## Task to carry out
Repeat all entries exactly.

## Information supplied
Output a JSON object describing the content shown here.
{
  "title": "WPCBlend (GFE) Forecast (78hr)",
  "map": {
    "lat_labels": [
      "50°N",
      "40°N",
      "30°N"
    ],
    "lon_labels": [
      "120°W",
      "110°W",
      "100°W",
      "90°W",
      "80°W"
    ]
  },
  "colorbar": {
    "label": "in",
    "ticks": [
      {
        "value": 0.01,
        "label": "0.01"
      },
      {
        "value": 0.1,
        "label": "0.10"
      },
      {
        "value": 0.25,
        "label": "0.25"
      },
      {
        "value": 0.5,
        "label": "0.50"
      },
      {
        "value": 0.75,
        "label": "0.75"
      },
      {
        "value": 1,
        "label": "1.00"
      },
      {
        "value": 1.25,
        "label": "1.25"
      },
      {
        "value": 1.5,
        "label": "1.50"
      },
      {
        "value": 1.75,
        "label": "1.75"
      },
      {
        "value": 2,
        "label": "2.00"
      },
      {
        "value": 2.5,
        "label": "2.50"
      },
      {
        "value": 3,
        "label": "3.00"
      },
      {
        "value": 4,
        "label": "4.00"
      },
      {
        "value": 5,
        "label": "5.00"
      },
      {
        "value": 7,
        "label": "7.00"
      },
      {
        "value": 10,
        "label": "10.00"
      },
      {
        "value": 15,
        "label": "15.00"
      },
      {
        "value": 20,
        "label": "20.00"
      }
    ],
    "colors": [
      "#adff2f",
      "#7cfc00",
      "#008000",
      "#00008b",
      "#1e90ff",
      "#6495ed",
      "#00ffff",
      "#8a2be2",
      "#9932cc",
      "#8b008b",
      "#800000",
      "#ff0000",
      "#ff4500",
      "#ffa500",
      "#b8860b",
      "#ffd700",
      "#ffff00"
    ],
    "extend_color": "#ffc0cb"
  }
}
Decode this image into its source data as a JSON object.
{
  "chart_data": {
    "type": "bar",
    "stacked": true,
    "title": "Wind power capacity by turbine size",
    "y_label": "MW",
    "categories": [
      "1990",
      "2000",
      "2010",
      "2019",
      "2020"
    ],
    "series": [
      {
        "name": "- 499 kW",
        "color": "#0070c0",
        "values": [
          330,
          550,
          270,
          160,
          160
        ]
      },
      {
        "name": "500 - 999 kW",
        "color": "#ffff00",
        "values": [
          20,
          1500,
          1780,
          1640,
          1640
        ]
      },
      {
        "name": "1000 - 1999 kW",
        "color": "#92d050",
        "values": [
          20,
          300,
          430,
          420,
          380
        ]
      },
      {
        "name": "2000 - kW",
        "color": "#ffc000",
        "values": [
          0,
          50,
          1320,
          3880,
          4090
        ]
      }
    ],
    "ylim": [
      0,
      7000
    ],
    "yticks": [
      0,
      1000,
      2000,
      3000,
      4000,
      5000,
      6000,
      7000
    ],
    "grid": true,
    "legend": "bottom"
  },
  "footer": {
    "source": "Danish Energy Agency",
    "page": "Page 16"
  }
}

## Written answer
Output a JSON object describing the content shown here.
{
  "title": "WPCBlend (GFE) Forecast (78hr)",
  "map": {
    "lat_labels": [
      "50°N",
      "40°N",
      "30°N"
    ],
    "lon_labels": [
      "120°W",
      "110°W",
      "100°W",
      "90°W",
      "80°W"
    ]
  },
  "colorbar": {
    "label": "in",
    "ticks": [
      {
        "value": 0.01,
        "label": "0.01"
      },
      {
        "value": 0.1,
        "label": "0.10"
      },
      {
        "value": 0.25,
        "label": "0.25"
      },
      {
        "value": 0.5,
        "label": "0.50"
      },
      {
        "value": 0.75,
        "label": "0.75"
      },
      {
        "value": 1,
        "label": "1.00"
      },
      {
        "value": 1.25,
        "label": "1.25"
      },
      {
        "value": 1.5,
        "label": "1.50"
      },
      {
        "value": 1.75,
        "label": "1.75"
      },
      {
        "value": 2,
        "label": "2.00"
      },
      {
        "value": 2.5,
        "label": "2.50"
      },
      {
        "value": 3,
        "label": "3.00"
      },
      {
        "value": 4,
        "label": "4.00"
      },
      {
        "value": 5,
        "label": "5.00"
      },
      {
        "value": 7,
        "label": "7.00"
      },
      {
        "value": 10,
        "label": "10.00"
      },
      {
        "value": 15,
        "label": "15.00"
      },
      {
        "value": 20,
        "label": "20.00"
      }
    ],
    "colors": [
      "#adff2f",
      "#7cfc00",
      "#008000",
      "#00008b",
      "#1e90ff",
      "#6495ed",
      "#00ffff",
      "#8a2be2",
      "#9932cc",
      "#8b008b",
      "#800000",
      "#ff0000",
      "#ff4500",
      "#ffa500",
      "#b8860b",
      "#ffd700",
      "#ffff00"
    ],
    "extend_color": "#ffc0cb"
  }
}
Decode this image into its source data as a JSON object.
{
  "chart_data": {
    "type": "bar",
    "stacked": true,
    "title": "Wind power capacity by turbine size",
    "y_label": "MW",
    "categories": [
      "1990",
      "2000",
      "2010",
      "2019",
      "2020"
    ],
    "series": [
      {
        "name": "- 499 kW",
        "color": "#0070c0",
        "values": [
          330,
          550,
          270,
          160,
          160
        ]
      },
      {
        "name": "500 - 999 kW",
        "color": "#ffff00",
        "values": [
          20,
          1500,
          1780,
          1640,
          1640
        ]
      },
      {
        "name": "1000 - 1999 kW",
        "color": "#92d050",
        "values": [
          20,
          300,
          430,
          420,
          380
        ]
      },
      {
        "name": "2000 - kW",
        "color": "#ffc000",
        "values": [
          0,
          50,
          1320,
          3880,
          4090
        ]
      }
    ],
    "ylim": [
      0,
      7000
    ],
    "yticks": [
      0,
      1000,
      2000,
      3000,
      4000,
      5000,
      6000,
      7000
    ],
    "grid": true,
    "legend": "bottom"
  },
  "footer": {
    "source": "Danish Energy Agency",
    "page": "Page 16"
  }
}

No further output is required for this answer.